▶ [Work to complete] Retype the listing that follows, word for word.
** Start of Entries provided **
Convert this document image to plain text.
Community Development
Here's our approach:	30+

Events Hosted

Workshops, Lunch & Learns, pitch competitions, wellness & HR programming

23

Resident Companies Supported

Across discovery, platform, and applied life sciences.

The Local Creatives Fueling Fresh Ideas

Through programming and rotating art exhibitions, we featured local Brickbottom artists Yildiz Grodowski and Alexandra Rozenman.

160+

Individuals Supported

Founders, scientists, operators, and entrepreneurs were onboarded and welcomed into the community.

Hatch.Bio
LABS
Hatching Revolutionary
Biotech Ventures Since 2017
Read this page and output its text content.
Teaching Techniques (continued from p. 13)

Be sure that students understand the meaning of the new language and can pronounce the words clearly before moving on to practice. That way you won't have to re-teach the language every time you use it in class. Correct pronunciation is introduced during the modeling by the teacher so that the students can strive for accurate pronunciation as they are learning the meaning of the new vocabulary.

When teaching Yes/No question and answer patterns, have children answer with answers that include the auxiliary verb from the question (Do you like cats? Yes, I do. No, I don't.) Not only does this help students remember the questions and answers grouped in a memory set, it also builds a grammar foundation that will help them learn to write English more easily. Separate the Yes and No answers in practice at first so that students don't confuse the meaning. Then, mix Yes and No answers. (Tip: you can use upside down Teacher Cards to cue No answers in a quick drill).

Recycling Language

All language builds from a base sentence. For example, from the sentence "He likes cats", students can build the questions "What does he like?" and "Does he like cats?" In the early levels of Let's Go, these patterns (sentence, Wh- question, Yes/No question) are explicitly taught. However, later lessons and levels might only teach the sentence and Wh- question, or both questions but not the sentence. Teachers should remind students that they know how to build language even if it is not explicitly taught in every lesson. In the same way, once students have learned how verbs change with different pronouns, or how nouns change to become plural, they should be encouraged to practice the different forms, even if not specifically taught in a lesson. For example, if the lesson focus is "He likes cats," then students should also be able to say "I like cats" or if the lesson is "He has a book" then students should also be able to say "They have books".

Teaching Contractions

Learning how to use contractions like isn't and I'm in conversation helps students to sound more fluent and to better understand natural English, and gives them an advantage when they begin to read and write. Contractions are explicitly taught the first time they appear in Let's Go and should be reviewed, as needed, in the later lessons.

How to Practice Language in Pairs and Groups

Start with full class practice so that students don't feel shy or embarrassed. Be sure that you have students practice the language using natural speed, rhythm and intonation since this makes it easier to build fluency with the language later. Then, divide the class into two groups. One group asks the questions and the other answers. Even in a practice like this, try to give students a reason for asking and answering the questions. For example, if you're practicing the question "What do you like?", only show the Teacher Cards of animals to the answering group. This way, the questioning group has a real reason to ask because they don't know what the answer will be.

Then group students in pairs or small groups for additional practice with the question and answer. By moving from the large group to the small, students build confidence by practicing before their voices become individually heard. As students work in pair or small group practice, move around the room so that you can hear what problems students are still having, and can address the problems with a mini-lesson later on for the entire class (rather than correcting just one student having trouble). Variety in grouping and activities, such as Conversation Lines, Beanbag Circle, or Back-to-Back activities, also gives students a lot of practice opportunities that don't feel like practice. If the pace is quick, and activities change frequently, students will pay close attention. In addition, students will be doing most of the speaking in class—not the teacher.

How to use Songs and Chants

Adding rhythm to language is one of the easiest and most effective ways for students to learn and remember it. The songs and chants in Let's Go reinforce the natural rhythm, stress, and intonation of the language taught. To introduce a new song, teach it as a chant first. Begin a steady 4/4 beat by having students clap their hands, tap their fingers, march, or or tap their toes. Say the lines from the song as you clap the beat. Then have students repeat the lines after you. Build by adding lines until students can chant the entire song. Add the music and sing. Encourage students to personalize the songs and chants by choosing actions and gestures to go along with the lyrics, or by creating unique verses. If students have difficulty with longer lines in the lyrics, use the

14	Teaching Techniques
** End of Entries provided **
▶ [Result]
Convert this document image to plain text.
Community Development
Here's our approach:	30+

Events Hosted

Workshops, Lunch & Learns, pitch competitions, wellness & HR programming

23

Resident Companies Supported

Across discovery, platform, and applied life sciences.

The Local Creatives Fueling Fresh Ideas

Through programming and rotating art exhibitions, we featured local Brickbottom artists Yildiz Grodowski and Alexandra Rozenman.

160+

Individuals Supported

Founders, scientists, operators, and entrepreneurs were onboarded and welcomed into the community.

Hatch.Bio
LABS
Hatching Revolutionary
Biotech Ventures Since 2017
Read this page and output its text content.
Teaching Techniques (continued from p. 13)

Be sure that students understand the meaning of the new language and can pronounce the words clearly before moving on to practice. That way you won't have to re-teach the language every time you use it in class. Correct pronunciation is introduced during the modeling by the teacher so that the students can strive for accurate pronunciation as they are learning the meaning of the new vocabulary.

When teaching Yes/No question and answer patterns, have children answer with answers that include the auxiliary verb from the question (Do you like cats? Yes, I do. No, I don't.) Not only does this help students remember the questions and answers grouped in a memory set, it also builds a grammar foundation that will help them learn to write English more easily. Separate the Yes and No answers in practice at first so that students don't confuse the meaning. Then, mix Yes and No answers. (Tip: you can use upside down Teacher Cards to cue No answers in a quick drill).

Recycling Language

All language builds from a base sentence. For example, from the sentence "He likes cats", students can build the questions "What does he like?" and "Does he like cats?" In the early levels of Let's Go, these patterns (sentence, Wh- question, Yes/No question) are explicitly taught. However, later lessons and levels might only teach the sentence and Wh- question, or both questions but not the sentence. Teachers should remind students that they know how to build language even if it is not explicitly taught in every lesson. In the same way, once students have learned how verbs change with different pronouns, or how nouns change to become plural, they should be encouraged to practice the different forms, even if not specifically taught in a lesson. For example, if the lesson focus is "He likes cats," then students should also be able to say "I like cats" or if the lesson is "He has a book" then students should also be able to say "They have books".

Teaching Contractions

Learning how to use contractions like isn't and I'm in conversation helps students to sound more fluent and to better understand natural English, and gives them an advantage when they begin to read and write. Contractions are explicitly taught the first time they appear in Let's Go and should be reviewed, as needed, in the later lessons.

How to Practice Language in Pairs and Groups

Start with full class practice so that students don't feel shy or embarrassed. Be sure that you have students practice the language using natural speed, rhythm and intonation since this makes it easier to build fluency with the language later. Then, divide the class into two groups. One group asks the questions and the other answers. Even in a practice like this, try to give students a reason for asking and answering the questions. For example, if you're practicing the question "What do you like?", only show the Teacher Cards of animals to the answering group. This way, the questioning group has a real reason to ask because they don't know what the answer will be.

Then group students in pairs or small groups for additional practice with the question and answer. By moving from the large group to the small, students build confidence by practicing before their voices become individually heard. As students work in pair or small group practice, move around the room so that you can hear what problems students are still having, and can address the problems with a mini-lesson later on for the entire class (rather than correcting just one student having trouble). Variety in grouping and activities, such as Conversation Lines, Beanbag Circle, or Back-to-Back activities, also gives students a lot of practice opportunities that don't feel like practice. If the pace is quick, and activities change frequently, students will pay close attention. In addition, students will be doing most of the speaking in class—not the teacher.

How to use Songs and Chants

Adding rhythm to language is one of the easiest and most effective ways for students to learn and remember it. The songs and chants in Let's Go reinforce the natural rhythm, stress, and intonation of the language taught. To introduce a new song, teach it as a chant first. Begin a steady 4/4 beat by having students clap their hands, tap their fingers, march, or or tap their toes. Say the lines from the song as you clap the beat. Then have students repeat the lines after you. Build by adding lines until students can chant the entire song. Add the music and sing. Encourage students to personalize the songs and chants by choosing actions and gestures to go along with the lyrics, or by creating unique verses. If students have difficulty with longer lines in the lyrics, use the

14	Teaching Techniques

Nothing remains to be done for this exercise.